Wherever the string "JSON" appears in a line, extract that line.

#### ENTRIES SHOWN
▼

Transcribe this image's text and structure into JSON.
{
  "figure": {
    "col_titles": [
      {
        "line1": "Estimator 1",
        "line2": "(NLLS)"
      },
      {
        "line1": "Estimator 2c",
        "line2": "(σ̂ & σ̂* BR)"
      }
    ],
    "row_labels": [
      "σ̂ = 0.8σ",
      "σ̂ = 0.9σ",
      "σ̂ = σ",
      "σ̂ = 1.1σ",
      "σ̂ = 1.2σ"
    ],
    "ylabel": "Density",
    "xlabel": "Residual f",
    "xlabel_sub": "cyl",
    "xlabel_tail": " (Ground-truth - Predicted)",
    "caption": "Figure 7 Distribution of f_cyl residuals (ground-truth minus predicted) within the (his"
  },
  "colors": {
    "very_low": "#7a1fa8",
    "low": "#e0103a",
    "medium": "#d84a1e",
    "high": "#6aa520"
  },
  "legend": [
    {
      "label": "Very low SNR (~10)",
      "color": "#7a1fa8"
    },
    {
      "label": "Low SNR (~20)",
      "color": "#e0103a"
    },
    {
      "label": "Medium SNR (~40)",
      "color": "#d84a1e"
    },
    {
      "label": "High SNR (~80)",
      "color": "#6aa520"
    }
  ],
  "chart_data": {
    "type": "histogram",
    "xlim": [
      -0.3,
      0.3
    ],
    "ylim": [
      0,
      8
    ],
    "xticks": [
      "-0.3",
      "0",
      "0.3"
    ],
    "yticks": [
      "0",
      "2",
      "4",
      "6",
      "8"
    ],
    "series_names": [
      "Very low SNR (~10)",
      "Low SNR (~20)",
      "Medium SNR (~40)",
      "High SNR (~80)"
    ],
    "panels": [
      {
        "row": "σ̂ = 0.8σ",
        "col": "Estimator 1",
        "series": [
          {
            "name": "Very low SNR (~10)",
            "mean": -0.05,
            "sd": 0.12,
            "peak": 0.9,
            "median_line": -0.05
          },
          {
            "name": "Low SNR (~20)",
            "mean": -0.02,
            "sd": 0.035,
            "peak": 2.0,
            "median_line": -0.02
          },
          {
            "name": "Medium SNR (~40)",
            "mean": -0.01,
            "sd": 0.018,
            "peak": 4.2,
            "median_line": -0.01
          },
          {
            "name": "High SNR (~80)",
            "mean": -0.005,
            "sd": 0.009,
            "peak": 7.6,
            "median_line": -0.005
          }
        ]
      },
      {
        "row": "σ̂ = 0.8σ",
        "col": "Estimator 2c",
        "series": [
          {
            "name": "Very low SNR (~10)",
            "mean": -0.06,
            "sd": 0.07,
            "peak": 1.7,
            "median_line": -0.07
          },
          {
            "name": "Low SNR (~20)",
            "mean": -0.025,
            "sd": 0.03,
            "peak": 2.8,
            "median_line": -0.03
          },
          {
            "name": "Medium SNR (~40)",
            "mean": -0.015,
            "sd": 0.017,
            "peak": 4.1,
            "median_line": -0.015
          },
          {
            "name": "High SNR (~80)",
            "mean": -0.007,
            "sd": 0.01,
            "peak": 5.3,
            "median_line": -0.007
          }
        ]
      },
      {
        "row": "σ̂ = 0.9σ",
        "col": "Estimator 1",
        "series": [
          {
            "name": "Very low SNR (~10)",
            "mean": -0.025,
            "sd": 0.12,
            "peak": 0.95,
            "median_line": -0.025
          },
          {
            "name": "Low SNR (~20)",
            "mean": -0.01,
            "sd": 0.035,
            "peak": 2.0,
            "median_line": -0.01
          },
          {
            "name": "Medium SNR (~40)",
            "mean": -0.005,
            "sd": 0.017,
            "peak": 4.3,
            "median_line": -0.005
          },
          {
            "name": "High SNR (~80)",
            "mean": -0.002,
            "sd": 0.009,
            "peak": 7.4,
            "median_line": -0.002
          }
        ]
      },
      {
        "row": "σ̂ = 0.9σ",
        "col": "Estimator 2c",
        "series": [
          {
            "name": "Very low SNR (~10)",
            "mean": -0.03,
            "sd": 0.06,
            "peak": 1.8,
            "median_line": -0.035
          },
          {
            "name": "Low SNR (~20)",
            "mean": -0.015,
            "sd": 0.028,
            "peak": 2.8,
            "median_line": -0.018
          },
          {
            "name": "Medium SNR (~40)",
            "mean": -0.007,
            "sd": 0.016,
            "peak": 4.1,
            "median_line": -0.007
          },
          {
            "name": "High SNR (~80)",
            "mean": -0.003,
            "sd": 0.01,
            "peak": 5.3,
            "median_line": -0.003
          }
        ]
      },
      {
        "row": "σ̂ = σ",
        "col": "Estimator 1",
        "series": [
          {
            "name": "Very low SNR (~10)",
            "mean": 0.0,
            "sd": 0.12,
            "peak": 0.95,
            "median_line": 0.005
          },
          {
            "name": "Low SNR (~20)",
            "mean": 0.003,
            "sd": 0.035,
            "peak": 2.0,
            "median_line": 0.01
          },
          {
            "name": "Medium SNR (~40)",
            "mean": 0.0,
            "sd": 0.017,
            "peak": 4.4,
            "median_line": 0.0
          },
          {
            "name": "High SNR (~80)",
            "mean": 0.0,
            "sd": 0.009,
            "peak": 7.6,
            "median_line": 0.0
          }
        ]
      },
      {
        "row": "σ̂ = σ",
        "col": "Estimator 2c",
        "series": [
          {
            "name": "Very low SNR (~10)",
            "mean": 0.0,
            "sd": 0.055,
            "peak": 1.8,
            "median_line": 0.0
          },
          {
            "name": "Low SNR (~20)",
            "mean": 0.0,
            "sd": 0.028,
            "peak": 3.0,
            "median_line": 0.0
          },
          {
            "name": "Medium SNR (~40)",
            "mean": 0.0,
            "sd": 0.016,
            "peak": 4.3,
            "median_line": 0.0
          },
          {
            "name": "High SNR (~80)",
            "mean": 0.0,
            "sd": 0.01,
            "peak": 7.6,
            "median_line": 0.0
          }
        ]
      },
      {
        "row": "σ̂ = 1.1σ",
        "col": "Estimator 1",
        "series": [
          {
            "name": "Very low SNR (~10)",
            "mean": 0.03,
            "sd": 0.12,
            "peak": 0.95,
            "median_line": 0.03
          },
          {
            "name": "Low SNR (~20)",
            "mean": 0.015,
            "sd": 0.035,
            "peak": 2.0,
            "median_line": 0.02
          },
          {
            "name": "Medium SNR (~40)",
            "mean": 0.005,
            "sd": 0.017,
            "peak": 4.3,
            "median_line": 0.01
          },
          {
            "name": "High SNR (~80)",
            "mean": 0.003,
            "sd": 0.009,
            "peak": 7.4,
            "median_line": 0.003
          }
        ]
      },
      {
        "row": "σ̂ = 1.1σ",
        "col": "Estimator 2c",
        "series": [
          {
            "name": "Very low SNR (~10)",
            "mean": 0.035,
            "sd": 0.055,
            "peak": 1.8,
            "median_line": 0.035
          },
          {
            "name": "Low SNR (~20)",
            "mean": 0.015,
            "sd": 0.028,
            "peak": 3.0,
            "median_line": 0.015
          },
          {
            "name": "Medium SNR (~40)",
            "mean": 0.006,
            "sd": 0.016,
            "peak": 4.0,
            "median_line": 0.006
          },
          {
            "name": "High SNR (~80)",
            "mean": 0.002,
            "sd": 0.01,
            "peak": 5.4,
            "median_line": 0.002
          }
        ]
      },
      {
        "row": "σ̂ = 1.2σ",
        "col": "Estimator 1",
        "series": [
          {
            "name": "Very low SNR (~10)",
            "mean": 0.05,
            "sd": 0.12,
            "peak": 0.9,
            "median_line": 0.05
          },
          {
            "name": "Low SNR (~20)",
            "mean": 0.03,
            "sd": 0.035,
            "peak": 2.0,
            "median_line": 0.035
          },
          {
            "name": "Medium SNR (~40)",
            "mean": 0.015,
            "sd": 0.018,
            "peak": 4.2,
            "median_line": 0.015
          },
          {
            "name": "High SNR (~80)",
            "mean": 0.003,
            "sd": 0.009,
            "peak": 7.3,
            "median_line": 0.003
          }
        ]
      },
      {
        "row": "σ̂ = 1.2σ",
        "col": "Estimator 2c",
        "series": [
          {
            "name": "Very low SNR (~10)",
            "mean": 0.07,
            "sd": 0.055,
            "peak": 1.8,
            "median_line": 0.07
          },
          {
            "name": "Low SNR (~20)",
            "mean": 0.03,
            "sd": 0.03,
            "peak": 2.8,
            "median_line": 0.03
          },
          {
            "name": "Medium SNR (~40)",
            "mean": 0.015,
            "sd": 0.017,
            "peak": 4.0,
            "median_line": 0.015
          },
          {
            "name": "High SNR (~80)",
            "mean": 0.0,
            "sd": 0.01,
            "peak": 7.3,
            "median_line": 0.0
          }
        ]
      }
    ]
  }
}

▲
▼

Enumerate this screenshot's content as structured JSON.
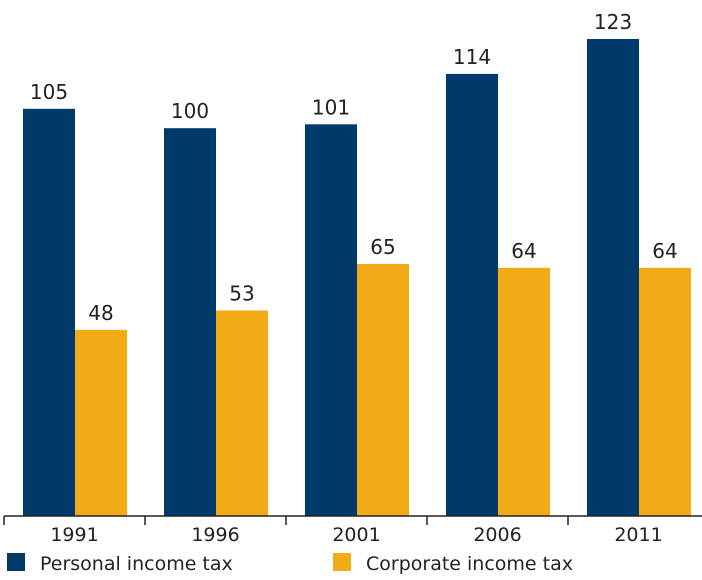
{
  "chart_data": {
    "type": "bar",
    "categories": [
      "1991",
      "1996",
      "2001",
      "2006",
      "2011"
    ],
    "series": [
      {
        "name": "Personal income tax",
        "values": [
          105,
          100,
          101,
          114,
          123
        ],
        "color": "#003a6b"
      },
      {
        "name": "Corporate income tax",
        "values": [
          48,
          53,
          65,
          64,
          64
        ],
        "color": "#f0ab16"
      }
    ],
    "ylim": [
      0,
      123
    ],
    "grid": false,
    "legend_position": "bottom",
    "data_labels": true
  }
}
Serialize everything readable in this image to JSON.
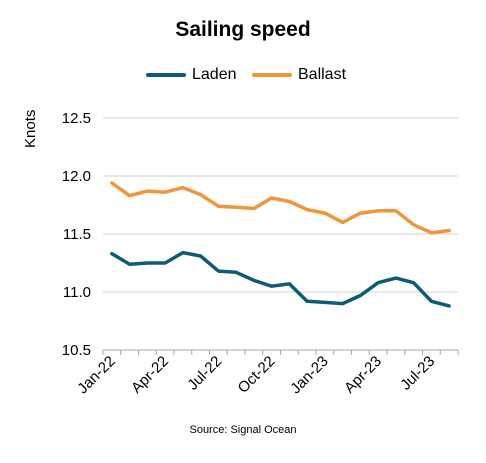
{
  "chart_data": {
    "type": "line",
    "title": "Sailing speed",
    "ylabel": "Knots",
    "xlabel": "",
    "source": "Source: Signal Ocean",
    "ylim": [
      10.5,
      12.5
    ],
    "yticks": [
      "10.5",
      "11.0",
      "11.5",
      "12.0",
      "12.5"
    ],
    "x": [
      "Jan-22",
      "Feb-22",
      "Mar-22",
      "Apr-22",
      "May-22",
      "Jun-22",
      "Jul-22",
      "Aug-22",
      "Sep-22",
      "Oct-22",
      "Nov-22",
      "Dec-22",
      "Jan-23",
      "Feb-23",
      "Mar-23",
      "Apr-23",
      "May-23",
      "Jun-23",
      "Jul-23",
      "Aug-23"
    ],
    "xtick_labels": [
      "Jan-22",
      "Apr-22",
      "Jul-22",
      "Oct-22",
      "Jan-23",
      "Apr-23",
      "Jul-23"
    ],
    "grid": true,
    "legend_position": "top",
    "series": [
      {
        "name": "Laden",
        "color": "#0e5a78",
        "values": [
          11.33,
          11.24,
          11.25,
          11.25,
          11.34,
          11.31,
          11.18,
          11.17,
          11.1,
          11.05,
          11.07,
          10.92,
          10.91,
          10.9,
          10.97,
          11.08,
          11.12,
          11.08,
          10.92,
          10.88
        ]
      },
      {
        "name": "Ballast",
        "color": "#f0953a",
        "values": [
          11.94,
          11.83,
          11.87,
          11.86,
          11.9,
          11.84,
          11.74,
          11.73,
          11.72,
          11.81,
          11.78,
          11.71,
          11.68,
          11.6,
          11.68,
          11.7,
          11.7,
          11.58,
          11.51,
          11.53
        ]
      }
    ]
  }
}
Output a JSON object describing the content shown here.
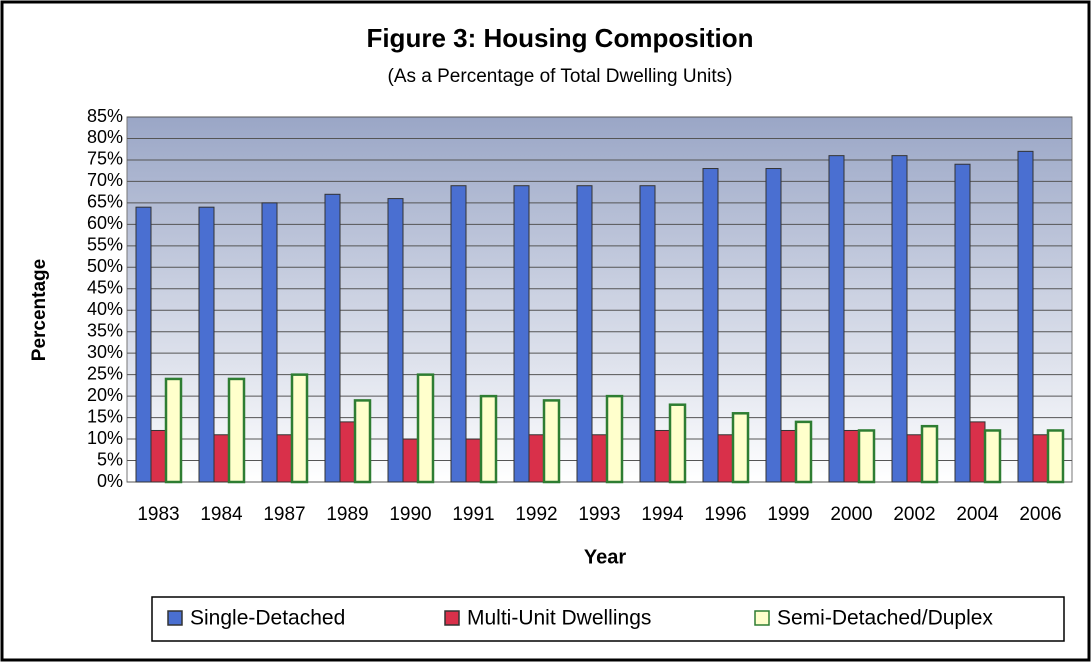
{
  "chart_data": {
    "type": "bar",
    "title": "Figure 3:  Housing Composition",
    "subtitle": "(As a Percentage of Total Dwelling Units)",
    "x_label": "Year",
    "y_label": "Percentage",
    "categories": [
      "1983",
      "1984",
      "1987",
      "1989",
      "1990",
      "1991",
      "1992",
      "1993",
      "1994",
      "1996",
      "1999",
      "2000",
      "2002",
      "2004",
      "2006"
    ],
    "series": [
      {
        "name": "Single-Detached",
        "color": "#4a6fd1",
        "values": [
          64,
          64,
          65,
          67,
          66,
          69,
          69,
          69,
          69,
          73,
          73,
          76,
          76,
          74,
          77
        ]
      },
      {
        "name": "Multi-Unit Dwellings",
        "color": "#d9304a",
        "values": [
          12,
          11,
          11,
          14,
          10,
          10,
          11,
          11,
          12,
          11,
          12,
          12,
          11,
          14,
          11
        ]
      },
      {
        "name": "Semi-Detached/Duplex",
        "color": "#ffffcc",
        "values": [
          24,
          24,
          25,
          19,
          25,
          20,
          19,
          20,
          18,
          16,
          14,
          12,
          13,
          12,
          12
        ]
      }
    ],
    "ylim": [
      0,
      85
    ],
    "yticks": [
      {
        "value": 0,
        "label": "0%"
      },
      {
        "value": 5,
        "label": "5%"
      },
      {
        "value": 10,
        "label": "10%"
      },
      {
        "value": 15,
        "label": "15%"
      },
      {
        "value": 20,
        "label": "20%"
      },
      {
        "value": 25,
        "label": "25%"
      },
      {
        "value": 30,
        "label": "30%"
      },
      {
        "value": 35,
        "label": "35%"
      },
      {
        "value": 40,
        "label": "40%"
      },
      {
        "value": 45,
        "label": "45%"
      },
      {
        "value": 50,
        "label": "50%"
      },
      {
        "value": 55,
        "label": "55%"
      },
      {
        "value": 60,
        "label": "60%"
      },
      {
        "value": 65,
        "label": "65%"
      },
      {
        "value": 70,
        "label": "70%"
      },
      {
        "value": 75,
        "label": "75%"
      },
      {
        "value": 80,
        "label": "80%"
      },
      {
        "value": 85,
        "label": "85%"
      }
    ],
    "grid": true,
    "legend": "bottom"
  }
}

▲

#### THE COMPLETED TASK
Transcribe this image's text and structure into JSON.
Enumerate this screenshot's content as structured JSON.
Serialize everything readable in this image to JSON.
Output a JSON object describing the content shown here.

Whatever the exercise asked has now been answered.